Records from a data source

________________________________________

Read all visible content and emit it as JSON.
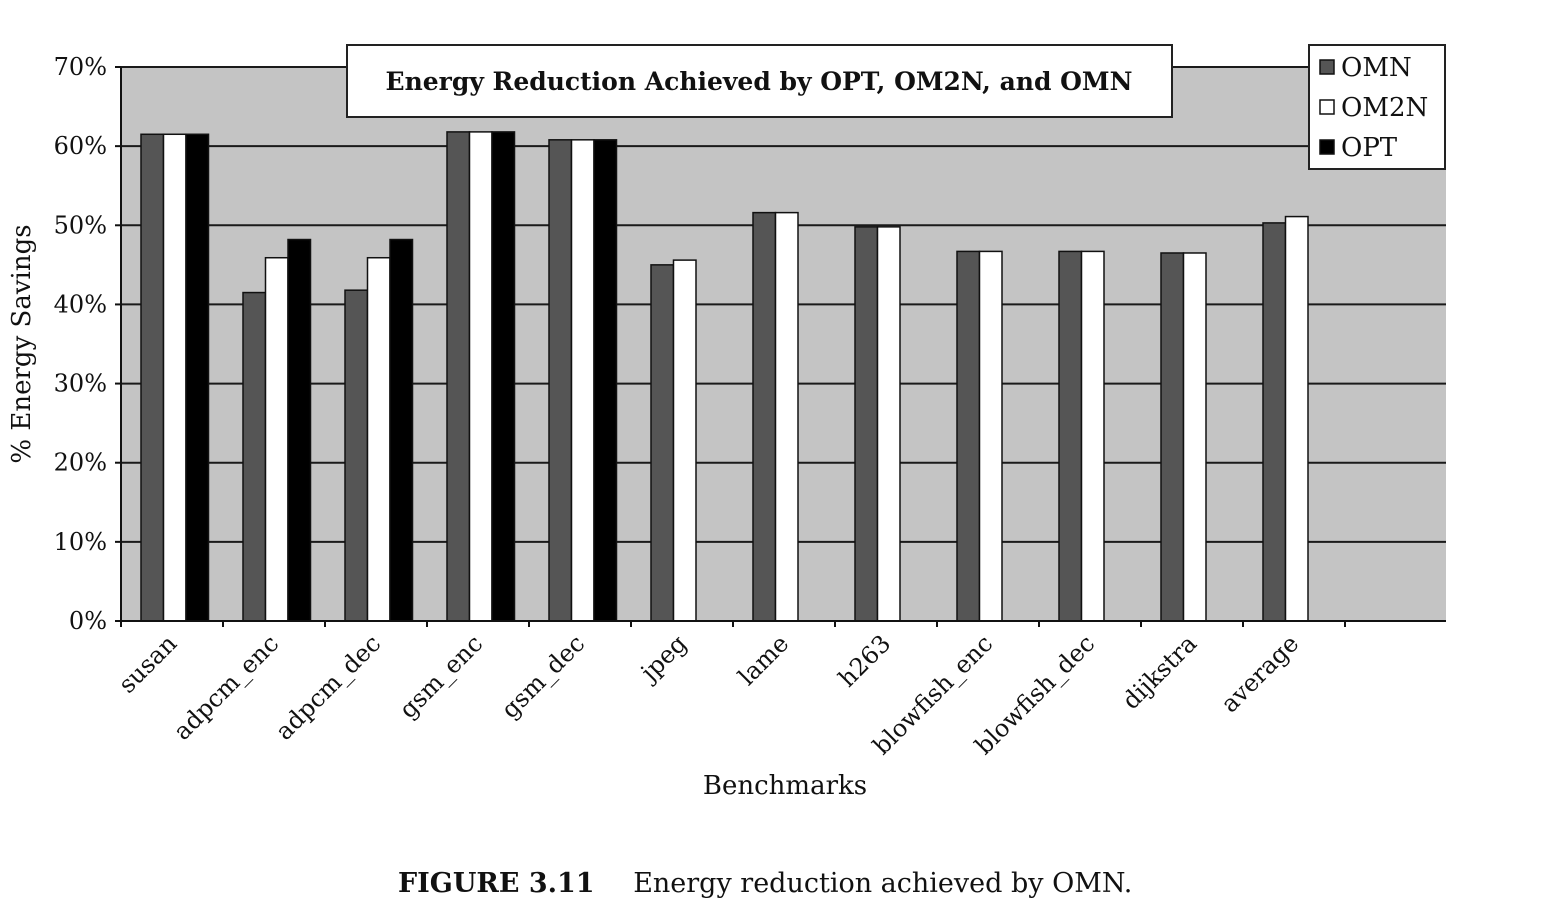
{
  "chart_data": {
    "type": "bar",
    "title": "Energy Reduction Achieved by OPT, OM2N, and OMN",
    "xlabel": "Benchmarks",
    "ylabel": "% Energy Savings",
    "ylim": [
      0,
      70
    ],
    "yticks": [
      "0%",
      "10%",
      "20%",
      "30%",
      "40%",
      "50%",
      "60%",
      "70%"
    ],
    "grid": true,
    "legend_position": "top-right",
    "categories": [
      "susan",
      "adpcm_enc",
      "adpcm_dec",
      "gsm_enc",
      "gsm_dec",
      "jpeg",
      "lame",
      "h263",
      "blowfish_enc",
      "blowfish_dec",
      "dijkstra",
      "average"
    ],
    "series": [
      {
        "name": "OMN",
        "color": "#555555",
        "values": [
          61.5,
          41.5,
          41.8,
          61.8,
          60.8,
          45.0,
          51.6,
          49.8,
          46.7,
          46.7,
          46.5,
          50.3
        ]
      },
      {
        "name": "OM2N",
        "color": "#ffffff",
        "values": [
          61.5,
          45.9,
          45.9,
          61.8,
          60.8,
          45.6,
          51.6,
          49.8,
          46.7,
          46.7,
          46.5,
          51.1
        ]
      },
      {
        "name": "OPT",
        "color": "#000000",
        "values": [
          61.5,
          48.2,
          48.2,
          61.8,
          60.8,
          null,
          null,
          null,
          null,
          null,
          null,
          null
        ]
      }
    ],
    "plot_background": "#c4c4c4"
  },
  "caption": {
    "number": "FIGURE 3.11",
    "text": "Energy reduction achieved by OMN."
  }
}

________________________________________

Your task -> Repeat all of the data above word for word, minus the pictures.

Complete answer ->
Read all visible content and emit it as JSON.
{
  "chart_data": {
    "type": "bar",
    "title": "Energy Reduction Achieved by OPT, OM2N, and OMN",
    "xlabel": "Benchmarks",
    "ylabel": "% Energy Savings",
    "ylim": [
      0,
      70
    ],
    "yticks": [
      "0%",
      "10%",
      "20%",
      "30%",
      "40%",
      "50%",
      "60%",
      "70%"
    ],
    "grid": true,
    "legend_position": "top-right",
    "categories": [
      "susan",
      "adpcm_enc",
      "adpcm_dec",
      "gsm_enc",
      "gsm_dec",
      "jpeg",
      "lame",
      "h263",
      "blowfish_enc",
      "blowfish_dec",
      "dijkstra",
      "average"
    ],
    "series": [
      {
        "name": "OMN",
        "color": "#555555",
        "values": [
          61.5,
          41.5,
          41.8,
          61.8,
          60.8,
          45.0,
          51.6,
          49.8,
          46.7,
          46.7,
          46.5,
          50.3
        ]
      },
      {
        "name": "OM2N",
        "color": "#ffffff",
        "values": [
          61.5,
          45.9,
          45.9,
          61.8,
          60.8,
          45.6,
          51.6,
          49.8,
          46.7,
          46.7,
          46.5,
          51.1
        ]
      },
      {
        "name": "OPT",
        "color": "#000000",
        "values": [
          61.5,
          48.2,
          48.2,
          61.8,
          60.8,
          null,
          null,
          null,
          null,
          null,
          null,
          null
        ]
      }
    ],
    "plot_background": "#c4c4c4"
  },
  "caption": {
    "number": "FIGURE 3.11",
    "text": "Energy reduction achieved by OMN."
  }
}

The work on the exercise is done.